* _WHAT YOU SHOULD DO_
Determine how many lines in these records hold "发布日期". Only the number is wanted.

* _DATA PROVIDED_
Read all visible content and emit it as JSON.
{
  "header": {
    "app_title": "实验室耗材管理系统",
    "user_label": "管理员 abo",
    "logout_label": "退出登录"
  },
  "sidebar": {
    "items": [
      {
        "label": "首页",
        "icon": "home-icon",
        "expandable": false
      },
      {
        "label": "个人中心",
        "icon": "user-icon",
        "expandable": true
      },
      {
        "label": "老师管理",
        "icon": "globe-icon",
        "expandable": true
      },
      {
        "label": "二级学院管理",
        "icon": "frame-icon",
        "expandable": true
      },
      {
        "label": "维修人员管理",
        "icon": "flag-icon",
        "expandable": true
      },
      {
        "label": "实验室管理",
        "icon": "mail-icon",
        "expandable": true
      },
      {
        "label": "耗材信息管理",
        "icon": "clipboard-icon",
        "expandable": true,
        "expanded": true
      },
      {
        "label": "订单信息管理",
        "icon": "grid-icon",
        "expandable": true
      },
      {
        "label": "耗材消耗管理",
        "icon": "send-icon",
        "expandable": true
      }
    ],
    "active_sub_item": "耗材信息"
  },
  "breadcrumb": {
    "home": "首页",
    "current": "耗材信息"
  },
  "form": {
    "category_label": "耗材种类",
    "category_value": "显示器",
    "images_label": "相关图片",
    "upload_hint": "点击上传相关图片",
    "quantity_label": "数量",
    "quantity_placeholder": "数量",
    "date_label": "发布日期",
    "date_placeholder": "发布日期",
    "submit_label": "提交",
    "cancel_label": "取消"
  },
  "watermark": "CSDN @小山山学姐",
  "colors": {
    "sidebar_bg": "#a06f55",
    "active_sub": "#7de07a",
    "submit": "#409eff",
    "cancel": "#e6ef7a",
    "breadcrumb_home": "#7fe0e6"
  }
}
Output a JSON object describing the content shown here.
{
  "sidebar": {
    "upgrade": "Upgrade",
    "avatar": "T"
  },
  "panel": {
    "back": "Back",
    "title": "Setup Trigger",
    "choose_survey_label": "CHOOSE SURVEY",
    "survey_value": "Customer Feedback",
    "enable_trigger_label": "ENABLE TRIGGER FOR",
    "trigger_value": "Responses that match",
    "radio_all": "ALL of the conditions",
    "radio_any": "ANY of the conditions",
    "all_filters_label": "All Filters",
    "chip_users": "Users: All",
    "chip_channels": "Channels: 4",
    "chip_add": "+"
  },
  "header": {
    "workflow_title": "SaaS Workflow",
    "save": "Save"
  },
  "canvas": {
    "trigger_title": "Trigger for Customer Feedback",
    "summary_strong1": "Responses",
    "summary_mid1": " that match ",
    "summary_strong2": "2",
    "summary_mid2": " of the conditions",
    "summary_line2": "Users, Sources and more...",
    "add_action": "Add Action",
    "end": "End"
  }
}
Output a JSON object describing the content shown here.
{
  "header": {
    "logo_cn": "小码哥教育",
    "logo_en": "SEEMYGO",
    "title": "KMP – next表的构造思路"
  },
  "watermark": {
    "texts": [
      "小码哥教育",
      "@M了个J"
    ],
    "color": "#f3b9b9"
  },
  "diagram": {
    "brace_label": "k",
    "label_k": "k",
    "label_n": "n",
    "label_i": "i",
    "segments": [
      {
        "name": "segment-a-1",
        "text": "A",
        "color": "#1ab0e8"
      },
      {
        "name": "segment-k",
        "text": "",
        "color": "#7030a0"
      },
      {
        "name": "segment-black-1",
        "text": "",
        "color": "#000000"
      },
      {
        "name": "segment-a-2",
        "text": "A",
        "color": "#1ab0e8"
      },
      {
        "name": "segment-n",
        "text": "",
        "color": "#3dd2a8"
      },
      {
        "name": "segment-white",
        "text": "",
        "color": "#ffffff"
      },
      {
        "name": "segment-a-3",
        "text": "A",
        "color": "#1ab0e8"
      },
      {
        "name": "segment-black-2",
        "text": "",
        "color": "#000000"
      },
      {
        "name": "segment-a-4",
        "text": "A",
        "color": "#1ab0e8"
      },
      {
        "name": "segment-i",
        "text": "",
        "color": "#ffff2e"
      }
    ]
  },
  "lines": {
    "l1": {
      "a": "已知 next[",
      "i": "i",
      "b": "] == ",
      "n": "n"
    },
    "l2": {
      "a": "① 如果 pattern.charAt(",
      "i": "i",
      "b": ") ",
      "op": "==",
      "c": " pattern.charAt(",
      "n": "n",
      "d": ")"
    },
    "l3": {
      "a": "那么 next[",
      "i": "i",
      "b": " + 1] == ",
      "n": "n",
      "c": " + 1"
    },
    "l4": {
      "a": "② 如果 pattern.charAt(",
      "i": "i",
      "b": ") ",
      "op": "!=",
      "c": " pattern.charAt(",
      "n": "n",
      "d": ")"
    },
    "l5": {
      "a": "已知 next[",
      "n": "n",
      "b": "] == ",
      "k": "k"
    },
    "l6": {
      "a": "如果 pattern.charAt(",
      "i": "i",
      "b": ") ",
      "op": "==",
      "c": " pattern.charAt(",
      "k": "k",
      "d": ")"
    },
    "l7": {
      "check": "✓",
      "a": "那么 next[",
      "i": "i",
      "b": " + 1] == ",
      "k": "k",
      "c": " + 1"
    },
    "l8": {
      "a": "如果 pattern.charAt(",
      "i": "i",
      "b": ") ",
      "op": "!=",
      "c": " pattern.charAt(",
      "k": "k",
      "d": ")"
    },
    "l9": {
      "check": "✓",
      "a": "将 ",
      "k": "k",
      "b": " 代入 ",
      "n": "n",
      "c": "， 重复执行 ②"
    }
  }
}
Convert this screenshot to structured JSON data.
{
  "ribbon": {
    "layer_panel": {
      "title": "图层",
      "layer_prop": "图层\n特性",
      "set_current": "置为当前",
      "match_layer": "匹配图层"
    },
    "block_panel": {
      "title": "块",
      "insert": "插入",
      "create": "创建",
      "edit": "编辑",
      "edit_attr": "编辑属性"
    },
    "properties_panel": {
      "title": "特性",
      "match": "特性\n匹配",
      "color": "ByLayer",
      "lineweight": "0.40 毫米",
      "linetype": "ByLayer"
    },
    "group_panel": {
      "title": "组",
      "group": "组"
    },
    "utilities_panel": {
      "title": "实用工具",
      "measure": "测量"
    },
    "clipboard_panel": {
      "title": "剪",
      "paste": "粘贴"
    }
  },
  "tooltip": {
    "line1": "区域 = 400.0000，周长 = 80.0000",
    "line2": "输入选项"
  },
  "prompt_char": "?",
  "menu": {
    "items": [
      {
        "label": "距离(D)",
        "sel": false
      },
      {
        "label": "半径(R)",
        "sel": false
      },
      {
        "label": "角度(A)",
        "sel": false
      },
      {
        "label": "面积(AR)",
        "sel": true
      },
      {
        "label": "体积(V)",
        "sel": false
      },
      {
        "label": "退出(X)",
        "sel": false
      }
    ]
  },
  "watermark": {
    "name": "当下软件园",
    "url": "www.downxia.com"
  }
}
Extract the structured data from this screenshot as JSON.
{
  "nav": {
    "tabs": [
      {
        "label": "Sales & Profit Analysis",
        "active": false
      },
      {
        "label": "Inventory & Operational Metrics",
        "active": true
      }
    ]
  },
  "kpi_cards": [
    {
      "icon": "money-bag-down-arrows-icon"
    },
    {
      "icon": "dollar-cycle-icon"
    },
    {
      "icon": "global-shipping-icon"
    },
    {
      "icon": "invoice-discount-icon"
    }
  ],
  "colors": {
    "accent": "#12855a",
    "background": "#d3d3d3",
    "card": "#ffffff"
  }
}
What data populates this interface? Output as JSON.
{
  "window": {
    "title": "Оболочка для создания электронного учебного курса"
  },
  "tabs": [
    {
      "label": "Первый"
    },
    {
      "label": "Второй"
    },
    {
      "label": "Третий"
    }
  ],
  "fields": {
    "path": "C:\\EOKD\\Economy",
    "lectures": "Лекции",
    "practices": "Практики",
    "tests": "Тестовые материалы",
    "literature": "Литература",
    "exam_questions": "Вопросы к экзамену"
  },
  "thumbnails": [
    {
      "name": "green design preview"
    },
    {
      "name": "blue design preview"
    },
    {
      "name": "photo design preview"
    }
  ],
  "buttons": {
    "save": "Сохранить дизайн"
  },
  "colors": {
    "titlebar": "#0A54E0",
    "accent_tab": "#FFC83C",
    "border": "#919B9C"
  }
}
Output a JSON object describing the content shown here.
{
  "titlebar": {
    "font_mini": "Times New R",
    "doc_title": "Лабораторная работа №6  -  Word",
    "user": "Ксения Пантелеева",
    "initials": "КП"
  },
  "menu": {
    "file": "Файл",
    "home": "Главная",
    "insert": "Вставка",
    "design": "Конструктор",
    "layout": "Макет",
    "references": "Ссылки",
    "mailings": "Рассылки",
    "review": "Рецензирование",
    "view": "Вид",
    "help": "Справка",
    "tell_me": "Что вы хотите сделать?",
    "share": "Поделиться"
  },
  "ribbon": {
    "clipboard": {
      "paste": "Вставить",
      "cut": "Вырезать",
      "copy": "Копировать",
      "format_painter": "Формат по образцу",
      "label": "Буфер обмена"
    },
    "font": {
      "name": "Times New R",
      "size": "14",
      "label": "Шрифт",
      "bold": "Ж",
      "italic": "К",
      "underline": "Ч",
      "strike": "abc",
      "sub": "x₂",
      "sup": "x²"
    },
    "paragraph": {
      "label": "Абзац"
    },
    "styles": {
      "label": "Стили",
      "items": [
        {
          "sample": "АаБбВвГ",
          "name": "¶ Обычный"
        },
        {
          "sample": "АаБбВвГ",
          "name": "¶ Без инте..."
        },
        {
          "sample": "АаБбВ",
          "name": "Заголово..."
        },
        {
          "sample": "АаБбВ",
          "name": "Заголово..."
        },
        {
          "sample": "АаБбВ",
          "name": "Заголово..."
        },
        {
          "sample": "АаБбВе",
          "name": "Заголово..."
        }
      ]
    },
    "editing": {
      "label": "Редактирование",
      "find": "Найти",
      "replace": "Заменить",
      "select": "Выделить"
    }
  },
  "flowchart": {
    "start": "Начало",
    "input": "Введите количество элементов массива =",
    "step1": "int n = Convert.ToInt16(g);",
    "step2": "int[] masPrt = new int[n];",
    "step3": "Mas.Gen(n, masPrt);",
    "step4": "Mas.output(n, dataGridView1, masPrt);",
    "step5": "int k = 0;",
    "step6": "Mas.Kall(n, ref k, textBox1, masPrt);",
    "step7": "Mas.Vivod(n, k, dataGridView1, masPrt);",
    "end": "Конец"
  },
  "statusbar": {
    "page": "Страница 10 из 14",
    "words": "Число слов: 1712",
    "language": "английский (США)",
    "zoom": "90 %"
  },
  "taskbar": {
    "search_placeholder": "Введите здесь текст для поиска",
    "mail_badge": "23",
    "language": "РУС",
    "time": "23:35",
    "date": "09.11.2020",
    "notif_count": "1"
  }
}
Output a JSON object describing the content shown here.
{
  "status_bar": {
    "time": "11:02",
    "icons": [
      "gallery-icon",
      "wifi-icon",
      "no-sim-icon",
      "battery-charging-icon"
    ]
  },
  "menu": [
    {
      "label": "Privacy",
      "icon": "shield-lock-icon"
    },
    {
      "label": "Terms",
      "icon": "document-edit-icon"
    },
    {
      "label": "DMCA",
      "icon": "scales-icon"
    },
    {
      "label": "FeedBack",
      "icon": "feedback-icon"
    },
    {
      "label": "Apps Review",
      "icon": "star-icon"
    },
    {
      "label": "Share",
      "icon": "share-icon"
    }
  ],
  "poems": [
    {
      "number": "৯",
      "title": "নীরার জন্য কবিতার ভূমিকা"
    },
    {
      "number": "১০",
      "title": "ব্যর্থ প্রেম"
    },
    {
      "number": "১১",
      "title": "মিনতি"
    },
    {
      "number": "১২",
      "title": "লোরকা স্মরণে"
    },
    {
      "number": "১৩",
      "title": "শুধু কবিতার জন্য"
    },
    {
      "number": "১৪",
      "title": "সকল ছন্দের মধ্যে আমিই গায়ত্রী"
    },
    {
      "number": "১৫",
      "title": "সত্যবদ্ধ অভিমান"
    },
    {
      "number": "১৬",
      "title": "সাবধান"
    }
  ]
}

* _WRITTEN ANSWER_
2